### MATERIAL FOR THIS TASK
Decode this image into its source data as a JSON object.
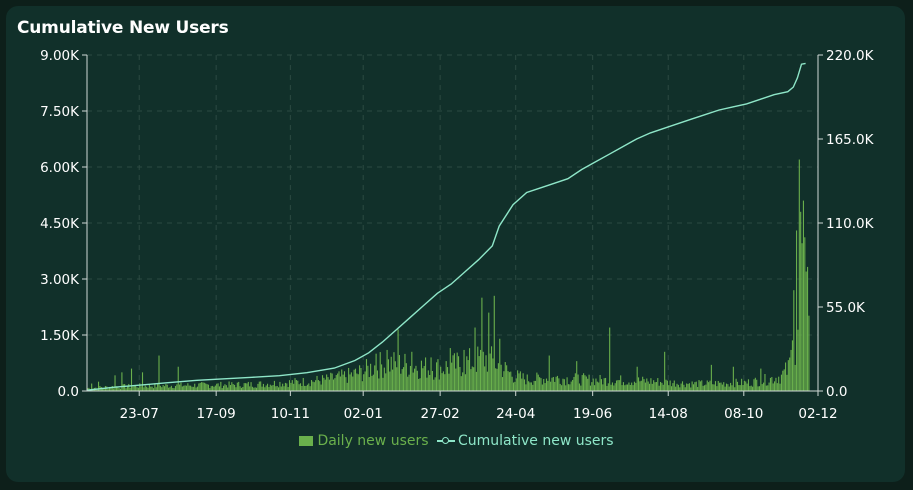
{
  "chart_data": {
    "type": "bar+line",
    "title": "Cumulative New Users",
    "x_tick_labels": [
      "23-07",
      "17-09",
      "10-11",
      "02-01",
      "27-02",
      "24-04",
      "19-06",
      "14-08",
      "08-10",
      "02-12"
    ],
    "y_left": {
      "ticks": [
        "0.0",
        "1.50K",
        "3.00K",
        "4.50K",
        "6.00K",
        "7.50K",
        "9.00K"
      ],
      "range": [
        0,
        9000
      ]
    },
    "y_right": {
      "ticks": [
        "0.0",
        "55.0K",
        "110.0K",
        "165.0K",
        "220.0K"
      ],
      "range": [
        0,
        220000
      ]
    },
    "x_range_days": [
      0,
      525
    ],
    "x_tick_days": [
      38,
      94,
      148,
      201,
      257,
      312,
      368,
      423,
      478,
      532
    ],
    "series": [
      {
        "name": "Daily new users",
        "type": "bar",
        "axis": "left",
        "color": "#6ab04c",
        "keypoints": [
          [
            0,
            80
          ],
          [
            10,
            100
          ],
          [
            20,
            120
          ],
          [
            40,
            140
          ],
          [
            60,
            150
          ],
          [
            80,
            160
          ],
          [
            100,
            170
          ],
          [
            120,
            180
          ],
          [
            140,
            220
          ],
          [
            160,
            260
          ],
          [
            175,
            320
          ],
          [
            190,
            420
          ],
          [
            200,
            520
          ],
          [
            210,
            700
          ],
          [
            220,
            750
          ],
          [
            230,
            720
          ],
          [
            240,
            680
          ],
          [
            250,
            620
          ],
          [
            260,
            650
          ],
          [
            270,
            720
          ],
          [
            280,
            800
          ],
          [
            290,
            900
          ],
          [
            300,
            700
          ],
          [
            310,
            420
          ],
          [
            320,
            320
          ],
          [
            330,
            340
          ],
          [
            340,
            360
          ],
          [
            350,
            330
          ],
          [
            360,
            320
          ],
          [
            370,
            300
          ],
          [
            380,
            290
          ],
          [
            390,
            290
          ],
          [
            400,
            280
          ],
          [
            410,
            270
          ],
          [
            420,
            240
          ],
          [
            430,
            220
          ],
          [
            440,
            200
          ],
          [
            450,
            200
          ],
          [
            460,
            210
          ],
          [
            470,
            220
          ],
          [
            480,
            230
          ],
          [
            490,
            280
          ],
          [
            500,
            360
          ],
          [
            505,
            420
          ],
          [
            510,
            600
          ],
          [
            515,
            1500
          ],
          [
            517,
            2800
          ],
          [
            520,
            5000
          ],
          [
            522,
            4200
          ],
          [
            525,
            1900
          ]
        ],
        "spikes": [
          [
            3,
            200
          ],
          [
            8,
            250
          ],
          [
            20,
            420
          ],
          [
            25,
            500
          ],
          [
            32,
            600
          ],
          [
            40,
            500
          ],
          [
            52,
            950
          ],
          [
            66,
            650
          ],
          [
            210,
            1000
          ],
          [
            218,
            1100
          ],
          [
            226,
            1650
          ],
          [
            236,
            1050
          ],
          [
            250,
            900
          ],
          [
            264,
            1150
          ],
          [
            274,
            1100
          ],
          [
            282,
            1700
          ],
          [
            287,
            2500
          ],
          [
            292,
            2100
          ],
          [
            296,
            2550
          ],
          [
            300,
            1400
          ],
          [
            336,
            950
          ],
          [
            356,
            800
          ],
          [
            380,
            1700
          ],
          [
            400,
            650
          ],
          [
            420,
            1050
          ],
          [
            454,
            700
          ],
          [
            470,
            650
          ],
          [
            490,
            600
          ],
          [
            512,
            1100
          ],
          [
            514,
            2700
          ],
          [
            516,
            4300
          ],
          [
            518,
            6200
          ],
          [
            519,
            4800
          ],
          [
            521,
            5100
          ],
          [
            523,
            3200
          ]
        ]
      },
      {
        "name": "Cumulative new users",
        "type": "line",
        "axis": "right",
        "color": "#8ee6c8",
        "points": [
          [
            0,
            500
          ],
          [
            20,
            2500
          ],
          [
            40,
            4000
          ],
          [
            60,
            5500
          ],
          [
            80,
            7000
          ],
          [
            100,
            8000
          ],
          [
            120,
            9000
          ],
          [
            140,
            10000
          ],
          [
            160,
            12000
          ],
          [
            180,
            15000
          ],
          [
            195,
            20000
          ],
          [
            205,
            25000
          ],
          [
            215,
            32000
          ],
          [
            225,
            40000
          ],
          [
            235,
            48000
          ],
          [
            245,
            56000
          ],
          [
            255,
            64000
          ],
          [
            265,
            70000
          ],
          [
            275,
            78000
          ],
          [
            285,
            86000
          ],
          [
            295,
            95000
          ],
          [
            300,
            108000
          ],
          [
            310,
            122000
          ],
          [
            320,
            130000
          ],
          [
            330,
            133000
          ],
          [
            340,
            136000
          ],
          [
            350,
            139000
          ],
          [
            360,
            145000
          ],
          [
            370,
            150000
          ],
          [
            380,
            155000
          ],
          [
            390,
            160000
          ],
          [
            400,
            165000
          ],
          [
            410,
            169000
          ],
          [
            420,
            172000
          ],
          [
            430,
            175000
          ],
          [
            440,
            178000
          ],
          [
            450,
            181000
          ],
          [
            460,
            184000
          ],
          [
            470,
            186000
          ],
          [
            480,
            188000
          ],
          [
            490,
            191000
          ],
          [
            500,
            194000
          ],
          [
            510,
            196000
          ],
          [
            514,
            199000
          ],
          [
            517,
            205000
          ],
          [
            520,
            214000
          ],
          [
            523,
            214500
          ]
        ]
      }
    ],
    "grid": true,
    "legend_placement": "bottom-center"
  }
}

### TASK DESCRIPTION
Repeat each line of the records above exactly, but do not copy the pictures.

### TASK RESPONSE
Decode this image into its source data as a JSON object.
{
  "chart_data": {
    "type": "bar+line",
    "title": "Cumulative New Users",
    "x_tick_labels": [
      "23-07",
      "17-09",
      "10-11",
      "02-01",
      "27-02",
      "24-04",
      "19-06",
      "14-08",
      "08-10",
      "02-12"
    ],
    "y_left": {
      "ticks": [
        "0.0",
        "1.50K",
        "3.00K",
        "4.50K",
        "6.00K",
        "7.50K",
        "9.00K"
      ],
      "range": [
        0,
        9000
      ]
    },
    "y_right": {
      "ticks": [
        "0.0",
        "55.0K",
        "110.0K",
        "165.0K",
        "220.0K"
      ],
      "range": [
        0,
        220000
      ]
    },
    "x_range_days": [
      0,
      525
    ],
    "x_tick_days": [
      38,
      94,
      148,
      201,
      257,
      312,
      368,
      423,
      478,
      532
    ],
    "series": [
      {
        "name": "Daily new users",
        "type": "bar",
        "axis": "left",
        "color": "#6ab04c",
        "keypoints": [
          [
            0,
            80
          ],
          [
            10,
            100
          ],
          [
            20,
            120
          ],
          [
            40,
            140
          ],
          [
            60,
            150
          ],
          [
            80,
            160
          ],
          [
            100,
            170
          ],
          [
            120,
            180
          ],
          [
            140,
            220
          ],
          [
            160,
            260
          ],
          [
            175,
            320
          ],
          [
            190,
            420
          ],
          [
            200,
            520
          ],
          [
            210,
            700
          ],
          [
            220,
            750
          ],
          [
            230,
            720
          ],
          [
            240,
            680
          ],
          [
            250,
            620
          ],
          [
            260,
            650
          ],
          [
            270,
            720
          ],
          [
            280,
            800
          ],
          [
            290,
            900
          ],
          [
            300,
            700
          ],
          [
            310,
            420
          ],
          [
            320,
            320
          ],
          [
            330,
            340
          ],
          [
            340,
            360
          ],
          [
            350,
            330
          ],
          [
            360,
            320
          ],
          [
            370,
            300
          ],
          [
            380,
            290
          ],
          [
            390,
            290
          ],
          [
            400,
            280
          ],
          [
            410,
            270
          ],
          [
            420,
            240
          ],
          [
            430,
            220
          ],
          [
            440,
            200
          ],
          [
            450,
            200
          ],
          [
            460,
            210
          ],
          [
            470,
            220
          ],
          [
            480,
            230
          ],
          [
            490,
            280
          ],
          [
            500,
            360
          ],
          [
            505,
            420
          ],
          [
            510,
            600
          ],
          [
            515,
            1500
          ],
          [
            517,
            2800
          ],
          [
            520,
            5000
          ],
          [
            522,
            4200
          ],
          [
            525,
            1900
          ]
        ],
        "spikes": [
          [
            3,
            200
          ],
          [
            8,
            250
          ],
          [
            20,
            420
          ],
          [
            25,
            500
          ],
          [
            32,
            600
          ],
          [
            40,
            500
          ],
          [
            52,
            950
          ],
          [
            66,
            650
          ],
          [
            210,
            1000
          ],
          [
            218,
            1100
          ],
          [
            226,
            1650
          ],
          [
            236,
            1050
          ],
          [
            250,
            900
          ],
          [
            264,
            1150
          ],
          [
            274,
            1100
          ],
          [
            282,
            1700
          ],
          [
            287,
            2500
          ],
          [
            292,
            2100
          ],
          [
            296,
            2550
          ],
          [
            300,
            1400
          ],
          [
            336,
            950
          ],
          [
            356,
            800
          ],
          [
            380,
            1700
          ],
          [
            400,
            650
          ],
          [
            420,
            1050
          ],
          [
            454,
            700
          ],
          [
            470,
            650
          ],
          [
            490,
            600
          ],
          [
            512,
            1100
          ],
          [
            514,
            2700
          ],
          [
            516,
            4300
          ],
          [
            518,
            6200
          ],
          [
            519,
            4800
          ],
          [
            521,
            5100
          ],
          [
            523,
            3200
          ]
        ]
      },
      {
        "name": "Cumulative new users",
        "type": "line",
        "axis": "right",
        "color": "#8ee6c8",
        "points": [
          [
            0,
            500
          ],
          [
            20,
            2500
          ],
          [
            40,
            4000
          ],
          [
            60,
            5500
          ],
          [
            80,
            7000
          ],
          [
            100,
            8000
          ],
          [
            120,
            9000
          ],
          [
            140,
            10000
          ],
          [
            160,
            12000
          ],
          [
            180,
            15000
          ],
          [
            195,
            20000
          ],
          [
            205,
            25000
          ],
          [
            215,
            32000
          ],
          [
            225,
            40000
          ],
          [
            235,
            48000
          ],
          [
            245,
            56000
          ],
          [
            255,
            64000
          ],
          [
            265,
            70000
          ],
          [
            275,
            78000
          ],
          [
            285,
            86000
          ],
          [
            295,
            95000
          ],
          [
            300,
            108000
          ],
          [
            310,
            122000
          ],
          [
            320,
            130000
          ],
          [
            330,
            133000
          ],
          [
            340,
            136000
          ],
          [
            350,
            139000
          ],
          [
            360,
            145000
          ],
          [
            370,
            150000
          ],
          [
            380,
            155000
          ],
          [
            390,
            160000
          ],
          [
            400,
            165000
          ],
          [
            410,
            169000
          ],
          [
            420,
            172000
          ],
          [
            430,
            175000
          ],
          [
            440,
            178000
          ],
          [
            450,
            181000
          ],
          [
            460,
            184000
          ],
          [
            470,
            186000
          ],
          [
            480,
            188000
          ],
          [
            490,
            191000
          ],
          [
            500,
            194000
          ],
          [
            510,
            196000
          ],
          [
            514,
            199000
          ],
          [
            517,
            205000
          ],
          [
            520,
            214000
          ],
          [
            523,
            214500
          ]
        ]
      }
    ],
    "grid": true,
    "legend_placement": "bottom-center"
  }
}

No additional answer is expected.